Data section -
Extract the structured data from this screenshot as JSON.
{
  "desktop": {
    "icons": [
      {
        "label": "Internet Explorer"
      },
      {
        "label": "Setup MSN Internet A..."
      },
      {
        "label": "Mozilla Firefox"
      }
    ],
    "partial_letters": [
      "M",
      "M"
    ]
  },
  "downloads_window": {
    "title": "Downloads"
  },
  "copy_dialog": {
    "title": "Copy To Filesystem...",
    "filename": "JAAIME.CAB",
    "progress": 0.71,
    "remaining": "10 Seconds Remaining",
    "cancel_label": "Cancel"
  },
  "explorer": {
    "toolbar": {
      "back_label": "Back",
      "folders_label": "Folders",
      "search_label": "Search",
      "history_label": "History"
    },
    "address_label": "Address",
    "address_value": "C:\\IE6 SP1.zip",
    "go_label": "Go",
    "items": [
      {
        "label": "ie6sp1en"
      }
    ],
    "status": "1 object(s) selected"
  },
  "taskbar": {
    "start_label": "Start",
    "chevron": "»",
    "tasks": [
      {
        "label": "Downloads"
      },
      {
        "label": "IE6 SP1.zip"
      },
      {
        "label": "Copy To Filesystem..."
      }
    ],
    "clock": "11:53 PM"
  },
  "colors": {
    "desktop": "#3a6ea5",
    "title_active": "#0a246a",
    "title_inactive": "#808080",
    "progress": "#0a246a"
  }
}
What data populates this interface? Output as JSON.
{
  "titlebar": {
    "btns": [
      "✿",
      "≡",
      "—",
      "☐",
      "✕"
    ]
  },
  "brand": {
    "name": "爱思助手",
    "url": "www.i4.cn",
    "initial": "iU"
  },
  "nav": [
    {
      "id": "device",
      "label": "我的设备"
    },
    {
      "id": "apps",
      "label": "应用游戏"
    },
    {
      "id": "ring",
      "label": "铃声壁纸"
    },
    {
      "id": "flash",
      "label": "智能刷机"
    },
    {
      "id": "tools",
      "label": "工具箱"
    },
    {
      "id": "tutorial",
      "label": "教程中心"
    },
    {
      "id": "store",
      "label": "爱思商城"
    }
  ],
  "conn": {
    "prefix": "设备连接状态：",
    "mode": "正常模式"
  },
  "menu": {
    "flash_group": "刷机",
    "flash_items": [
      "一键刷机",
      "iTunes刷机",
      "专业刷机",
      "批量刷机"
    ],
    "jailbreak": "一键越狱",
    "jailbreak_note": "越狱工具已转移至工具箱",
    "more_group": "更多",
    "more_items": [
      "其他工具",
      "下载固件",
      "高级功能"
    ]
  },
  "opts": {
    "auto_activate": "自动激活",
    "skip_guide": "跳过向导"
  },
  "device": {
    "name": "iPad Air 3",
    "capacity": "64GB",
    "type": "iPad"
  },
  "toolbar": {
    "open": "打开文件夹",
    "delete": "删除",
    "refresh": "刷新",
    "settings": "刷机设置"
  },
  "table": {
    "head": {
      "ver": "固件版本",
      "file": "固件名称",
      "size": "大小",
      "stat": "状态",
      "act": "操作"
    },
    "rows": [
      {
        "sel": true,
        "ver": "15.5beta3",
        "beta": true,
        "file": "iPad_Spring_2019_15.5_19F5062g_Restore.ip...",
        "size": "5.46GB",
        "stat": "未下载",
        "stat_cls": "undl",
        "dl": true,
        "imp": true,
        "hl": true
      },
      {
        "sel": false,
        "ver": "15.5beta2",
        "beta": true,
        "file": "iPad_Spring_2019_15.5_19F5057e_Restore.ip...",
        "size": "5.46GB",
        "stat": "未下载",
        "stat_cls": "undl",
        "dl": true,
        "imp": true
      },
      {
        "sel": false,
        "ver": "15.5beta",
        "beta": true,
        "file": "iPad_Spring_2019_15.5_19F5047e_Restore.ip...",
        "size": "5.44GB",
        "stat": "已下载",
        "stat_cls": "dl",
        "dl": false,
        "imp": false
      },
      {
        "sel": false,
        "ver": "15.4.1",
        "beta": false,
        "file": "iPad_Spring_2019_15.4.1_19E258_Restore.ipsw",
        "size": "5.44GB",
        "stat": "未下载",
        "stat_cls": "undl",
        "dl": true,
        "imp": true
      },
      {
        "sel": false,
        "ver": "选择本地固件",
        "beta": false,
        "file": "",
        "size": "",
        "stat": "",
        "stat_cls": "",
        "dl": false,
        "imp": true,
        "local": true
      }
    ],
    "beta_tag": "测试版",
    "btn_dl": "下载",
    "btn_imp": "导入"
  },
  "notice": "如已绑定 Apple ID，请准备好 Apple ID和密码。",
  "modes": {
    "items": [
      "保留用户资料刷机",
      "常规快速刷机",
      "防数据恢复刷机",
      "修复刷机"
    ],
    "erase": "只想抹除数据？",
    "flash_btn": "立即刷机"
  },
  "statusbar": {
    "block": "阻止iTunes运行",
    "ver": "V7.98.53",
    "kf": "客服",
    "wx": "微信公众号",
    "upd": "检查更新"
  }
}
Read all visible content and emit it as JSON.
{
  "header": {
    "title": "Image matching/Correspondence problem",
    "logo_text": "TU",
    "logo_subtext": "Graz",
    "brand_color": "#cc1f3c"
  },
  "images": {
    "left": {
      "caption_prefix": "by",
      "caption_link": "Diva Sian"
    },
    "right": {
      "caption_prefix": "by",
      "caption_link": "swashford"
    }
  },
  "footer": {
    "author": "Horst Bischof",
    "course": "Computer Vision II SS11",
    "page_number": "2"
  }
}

Exercise details - Write out the records shown above, exactly as they appear.

Full solution -
Extract the structured data from this screenshot as JSON.
{
  "desktop": {
    "icons": [
      {
        "label": "Internet Explorer"
      },
      {
        "label": "Setup MSN Internet A..."
      },
      {
        "label": "Mozilla Firefox"
      }
    ],
    "partial_letters": [
      "M",
      "M"
    ]
  },
  "downloads_window": {
    "title": "Downloads"
  },
  "copy_dialog": {
    "title": "Copy To Filesystem...",
    "filename": "JAAIME.CAB",
    "progress": 0.71,
    "remaining": "10 Seconds Remaining",
    "cancel_label": "Cancel"
  },
  "explorer": {
    "toolbar": {
      "back_label": "Back",
      "folders_label": "Folders",
      "search_label": "Search",
      "history_label": "History"
    },
    "address_label": "Address",
    "address_value": "C:\\IE6 SP1.zip",
    "go_label": "Go",
    "items": [
      {
        "label": "ie6sp1en"
      }
    ],
    "status": "1 object(s) selected"
  },
  "taskbar": {
    "start_label": "Start",
    "chevron": "»",
    "tasks": [
      {
        "label": "Downloads"
      },
      {
        "label": "IE6 SP1.zip"
      },
      {
        "label": "Copy To Filesystem..."
      }
    ],
    "clock": "11:53 PM"
  },
  "colors": {
    "desktop": "#3a6ea5",
    "title_active": "#0a246a",
    "title_inactive": "#808080",
    "progress": "#0a246a"
  }
}
What data populates this interface? Output as JSON.
{
  "titlebar": {
    "btns": [
      "✿",
      "≡",
      "—",
      "☐",
      "✕"
    ]
  },
  "brand": {
    "name": "爱思助手",
    "url": "www.i4.cn",
    "initial": "iU"
  },
  "nav": [
    {
      "id": "device",
      "label": "我的设备"
    },
    {
      "id": "apps",
      "label": "应用游戏"
    },
    {
      "id": "ring",
      "label": "铃声壁纸"
    },
    {
      "id": "flash",
      "label": "智能刷机"
    },
    {
      "id": "tools",
      "label": "工具箱"
    },
    {
      "id": "tutorial",
      "label": "教程中心"
    },
    {
      "id": "store",
      "label": "爱思商城"
    }
  ],
  "conn": {
    "prefix": "设备连接状态：",
    "mode": "正常模式"
  },
  "menu": {
    "flash_group": "刷机",
    "flash_items": [
      "一键刷机",
      "iTunes刷机",
      "专业刷机",
      "批量刷机"
    ],
    "jailbreak": "一键越狱",
    "jailbreak_note": "越狱工具已转移至工具箱",
    "more_group": "更多",
    "more_items": [
      "其他工具",
      "下载固件",
      "高级功能"
    ]
  },
  "opts": {
    "auto_activate": "自动激活",
    "skip_guide": "跳过向导"
  },
  "device": {
    "name": "iPad Air 3",
    "capacity": "64GB",
    "type": "iPad"
  },
  "toolbar": {
    "open": "打开文件夹",
    "delete": "删除",
    "refresh": "刷新",
    "settings": "刷机设置"
  },
  "table": {
    "head": {
      "ver": "固件版本",
      "file": "固件名称",
      "size": "大小",
      "stat": "状态",
      "act": "操作"
    },
    "rows": [
      {
        "sel": true,
        "ver": "15.5beta3",
        "beta": true,
        "file": "iPad_Spring_2019_15.5_19F5062g_Restore.ip...",
        "size": "5.46GB",
        "stat": "未下载",
        "stat_cls": "undl",
        "dl": true,
        "imp": true,
        "hl": true
      },
      {
        "sel": false,
        "ver": "15.5beta2",
        "beta": true,
        "file": "iPad_Spring_2019_15.5_19F5057e_Restore.ip...",
        "size": "5.46GB",
        "stat": "未下载",
        "stat_cls": "undl",
        "dl": true,
        "imp": true
      },
      {
        "sel": false,
        "ver": "15.5beta",
        "beta": true,
        "file": "iPad_Spring_2019_15.5_19F5047e_Restore.ip...",
        "size": "5.44GB",
        "stat": "已下载",
        "stat_cls": "dl",
        "dl": false,
        "imp": false
      },
      {
        "sel": false,
        "ver": "15.4.1",
        "beta": false,
        "file": "iPad_Spring_2019_15.4.1_19E258_Restore.ipsw",
        "size": "5.44GB",
        "stat": "未下载",
        "stat_cls": "undl",
        "dl": true,
        "imp": true
      },
      {
        "sel": false,
        "ver": "选择本地固件",
        "beta": false,
        "file": "",
        "size": "",
        "stat": "",
        "stat_cls": "",
        "dl": false,
        "imp": true,
        "local": true
      }
    ],
    "beta_tag": "测试版",
    "btn_dl": "下载",
    "btn_imp": "导入"
  },
  "notice": "如已绑定 Apple ID，请准备好 Apple ID和密码。",
  "modes": {
    "items": [
      "保留用户资料刷机",
      "常规快速刷机",
      "防数据恢复刷机",
      "修复刷机"
    ],
    "erase": "只想抹除数据？",
    "flash_btn": "立即刷机"
  },
  "statusbar": {
    "block": "阻止iTunes运行",
    "ver": "V7.98.53",
    "kf": "客服",
    "wx": "微信公众号",
    "upd": "检查更新"
  }
}
Read all visible content and emit it as JSON.
{
  "header": {
    "title": "Image matching/Correspondence problem",
    "logo_text": "TU",
    "logo_subtext": "Graz",
    "brand_color": "#cc1f3c"
  },
  "images": {
    "left": {
      "caption_prefix": "by",
      "caption_link": "Diva Sian"
    },
    "right": {
      "caption_prefix": "by",
      "caption_link": "swashford"
    }
  },
  "footer": {
    "author": "Horst Bischof",
    "course": "Computer Vision II SS11",
    "page_number": "2"
  }
}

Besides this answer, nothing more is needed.